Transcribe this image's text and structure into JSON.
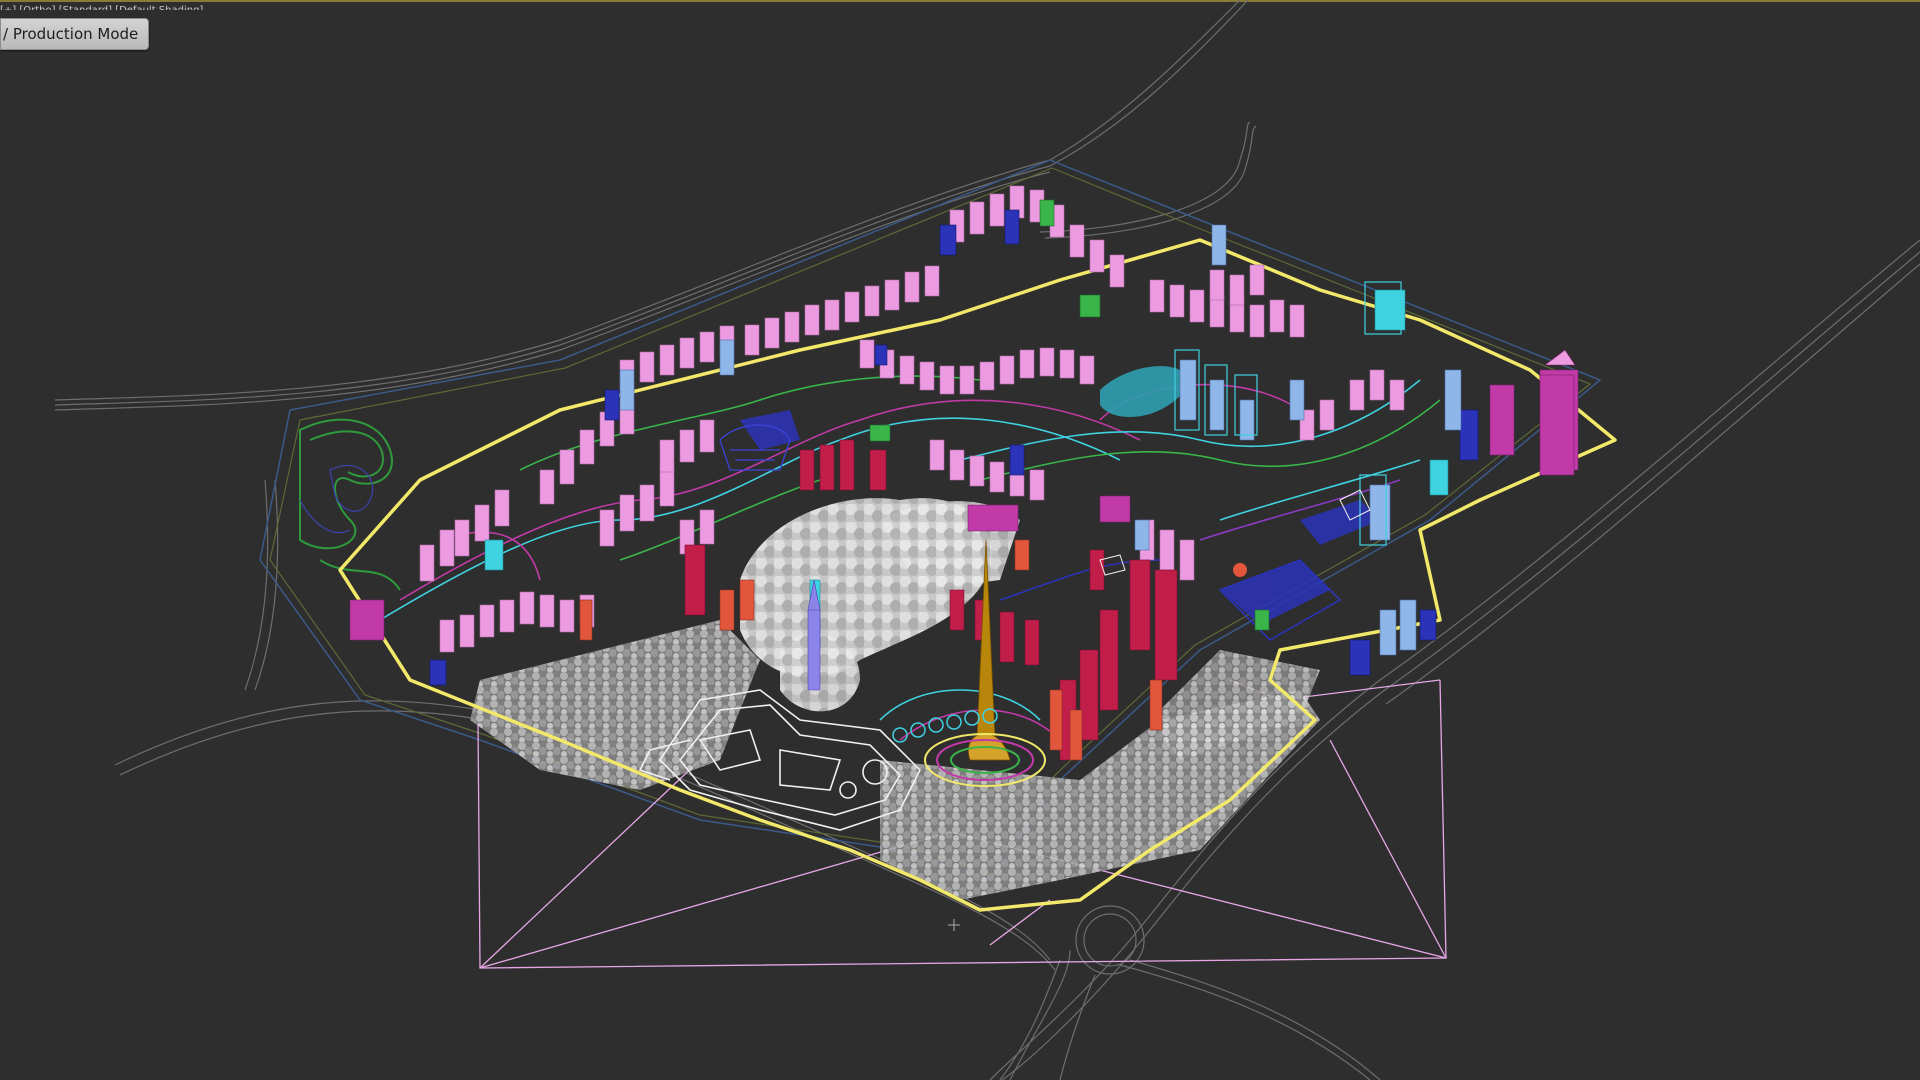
{
  "viewport": {
    "label": "[+] [Ortho] [Standard] [Default Shading]",
    "mode_badge": "/ Production Mode",
    "colors": {
      "background": "#2e2e2e",
      "site_boundary": "#f2e86a",
      "camera_frustum": "#e6a6e6",
      "roads": "#7b7b7b",
      "residential_towers": "#ec9be0",
      "tall_tower": "#b8860b",
      "trees": "#bdbdbd",
      "accent_magenta": "#c23aa8",
      "accent_crimson": "#c21e4a",
      "accent_cyan": "#3fd2e0",
      "accent_blue": "#2b33b8"
    },
    "icons": [
      "camera-frustum-icon",
      "camera-target-icon"
    ]
  }
}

____

**Instruction**: Reproduce the material in full, word for word, and omit the pictures.

**Finished task**:
Transcribe this image's text and structure into JSON.
{
  "viewport": {
    "label": "[+] [Ortho] [Standard] [Default Shading]",
    "mode_badge": "/ Production Mode",
    "colors": {
      "background": "#2e2e2e",
      "site_boundary": "#f2e86a",
      "camera_frustum": "#e6a6e6",
      "roads": "#7b7b7b",
      "residential_towers": "#ec9be0",
      "tall_tower": "#b8860b",
      "trees": "#bdbdbd",
      "accent_magenta": "#c23aa8",
      "accent_crimson": "#c21e4a",
      "accent_cyan": "#3fd2e0",
      "accent_blue": "#2b33b8"
    },
    "icons": [
      "camera-frustum-icon",
      "camera-target-icon"
    ]
  }
}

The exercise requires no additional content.